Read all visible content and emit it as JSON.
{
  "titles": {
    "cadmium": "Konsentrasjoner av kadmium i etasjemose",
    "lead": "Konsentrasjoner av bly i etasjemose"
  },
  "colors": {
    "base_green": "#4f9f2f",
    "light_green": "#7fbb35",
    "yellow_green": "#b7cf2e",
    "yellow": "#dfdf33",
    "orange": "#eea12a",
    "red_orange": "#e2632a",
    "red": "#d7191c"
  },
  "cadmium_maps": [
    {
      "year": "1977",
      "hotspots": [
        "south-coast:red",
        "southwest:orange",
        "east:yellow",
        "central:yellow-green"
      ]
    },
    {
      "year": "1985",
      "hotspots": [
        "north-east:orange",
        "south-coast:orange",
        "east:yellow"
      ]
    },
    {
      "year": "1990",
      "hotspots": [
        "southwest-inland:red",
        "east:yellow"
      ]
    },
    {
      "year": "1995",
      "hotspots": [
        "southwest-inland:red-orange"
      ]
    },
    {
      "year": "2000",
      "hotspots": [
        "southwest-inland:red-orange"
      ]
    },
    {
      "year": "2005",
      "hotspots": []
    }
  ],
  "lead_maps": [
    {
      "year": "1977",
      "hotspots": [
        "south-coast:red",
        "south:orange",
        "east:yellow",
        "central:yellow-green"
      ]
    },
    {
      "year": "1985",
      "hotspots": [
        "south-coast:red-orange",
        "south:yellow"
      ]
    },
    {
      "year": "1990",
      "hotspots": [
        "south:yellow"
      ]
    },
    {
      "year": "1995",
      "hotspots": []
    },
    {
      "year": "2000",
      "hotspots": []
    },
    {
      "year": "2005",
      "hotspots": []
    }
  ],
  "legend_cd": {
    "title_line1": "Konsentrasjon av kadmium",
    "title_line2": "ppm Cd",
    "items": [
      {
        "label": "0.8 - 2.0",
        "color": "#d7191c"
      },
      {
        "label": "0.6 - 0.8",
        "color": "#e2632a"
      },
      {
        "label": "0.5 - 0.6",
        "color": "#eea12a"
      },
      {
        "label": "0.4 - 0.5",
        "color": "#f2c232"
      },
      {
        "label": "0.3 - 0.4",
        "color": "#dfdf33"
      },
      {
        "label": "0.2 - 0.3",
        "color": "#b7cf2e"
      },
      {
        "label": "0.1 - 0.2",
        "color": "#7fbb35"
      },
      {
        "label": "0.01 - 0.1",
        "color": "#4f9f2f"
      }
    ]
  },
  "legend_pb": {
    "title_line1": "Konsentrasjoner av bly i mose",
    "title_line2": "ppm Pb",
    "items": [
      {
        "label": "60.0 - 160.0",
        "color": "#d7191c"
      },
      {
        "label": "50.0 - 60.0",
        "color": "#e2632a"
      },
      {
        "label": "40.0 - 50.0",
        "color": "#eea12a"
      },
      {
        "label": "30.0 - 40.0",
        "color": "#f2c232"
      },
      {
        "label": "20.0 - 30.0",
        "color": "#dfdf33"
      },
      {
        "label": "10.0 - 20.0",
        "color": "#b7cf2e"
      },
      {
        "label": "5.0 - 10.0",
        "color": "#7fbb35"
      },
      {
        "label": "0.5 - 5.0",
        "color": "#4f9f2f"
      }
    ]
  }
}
- - -
Set exercise:
Repeat all of the records above exactly as written.

Response:
Read all visible content and emit it as JSON.
{
  "titles": {
    "cadmium": "Konsentrasjoner av kadmium i etasjemose",
    "lead": "Konsentrasjoner av bly i etasjemose"
  },
  "colors": {
    "base_green": "#4f9f2f",
    "light_green": "#7fbb35",
    "yellow_green": "#b7cf2e",
    "yellow": "#dfdf33",
    "orange": "#eea12a",
    "red_orange": "#e2632a",
    "red": "#d7191c"
  },
  "cadmium_maps": [
    {
      "year": "1977",
      "hotspots": [
        "south-coast:red",
        "southwest:orange",
        "east:yellow",
        "central:yellow-green"
      ]
    },
    {
      "year": "1985",
      "hotspots": [
        "north-east:orange",
        "south-coast:orange",
        "east:yellow"
      ]
    },
    {
      "year": "1990",
      "hotspots": [
        "southwest-inland:red",
        "east:yellow"
      ]
    },
    {
      "year": "1995",
      "hotspots": [
        "southwest-inland:red-orange"
      ]
    },
    {
      "year": "2000",
      "hotspots": [
        "southwest-inland:red-orange"
      ]
    },
    {
      "year": "2005",
      "hotspots": []
    }
  ],
  "lead_maps": [
    {
      "year": "1977",
      "hotspots": [
        "south-coast:red",
        "south:orange",
        "east:yellow",
        "central:yellow-green"
      ]
    },
    {
      "year": "1985",
      "hotspots": [
        "south-coast:red-orange",
        "south:yellow"
      ]
    },
    {
      "year": "1990",
      "hotspots": [
        "south:yellow"
      ]
    },
    {
      "year": "1995",
      "hotspots": []
    },
    {
      "year": "2000",
      "hotspots": []
    },
    {
      "year": "2005",
      "hotspots": []
    }
  ],
  "legend_cd": {
    "title_line1": "Konsentrasjon av kadmium",
    "title_line2": "ppm Cd",
    "items": [
      {
        "label": "0.8 - 2.0",
        "color": "#d7191c"
      },
      {
        "label": "0.6 - 0.8",
        "color": "#e2632a"
      },
      {
        "label": "0.5 - 0.6",
        "color": "#eea12a"
      },
      {
        "label": "0.4 - 0.5",
        "color": "#f2c232"
      },
      {
        "label": "0.3 - 0.4",
        "color": "#dfdf33"
      },
      {
        "label": "0.2 - 0.3",
        "color": "#b7cf2e"
      },
      {
        "label": "0.1 - 0.2",
        "color": "#7fbb35"
      },
      {
        "label": "0.01 - 0.1",
        "color": "#4f9f2f"
      }
    ]
  },
  "legend_pb": {
    "title_line1": "Konsentrasjoner av bly i mose",
    "title_line2": "ppm Pb",
    "items": [
      {
        "label": "60.0 - 160.0",
        "color": "#d7191c"
      },
      {
        "label": "50.0 - 60.0",
        "color": "#e2632a"
      },
      {
        "label": "40.0 - 50.0",
        "color": "#eea12a"
      },
      {
        "label": "30.0 - 40.0",
        "color": "#f2c232"
      },
      {
        "label": "20.0 - 30.0",
        "color": "#dfdf33"
      },
      {
        "label": "10.0 - 20.0",
        "color": "#b7cf2e"
      },
      {
        "label": "5.0 - 10.0",
        "color": "#7fbb35"
      },
      {
        "label": "0.5 - 5.0",
        "color": "#4f9f2f"
      }
    ]
  }
}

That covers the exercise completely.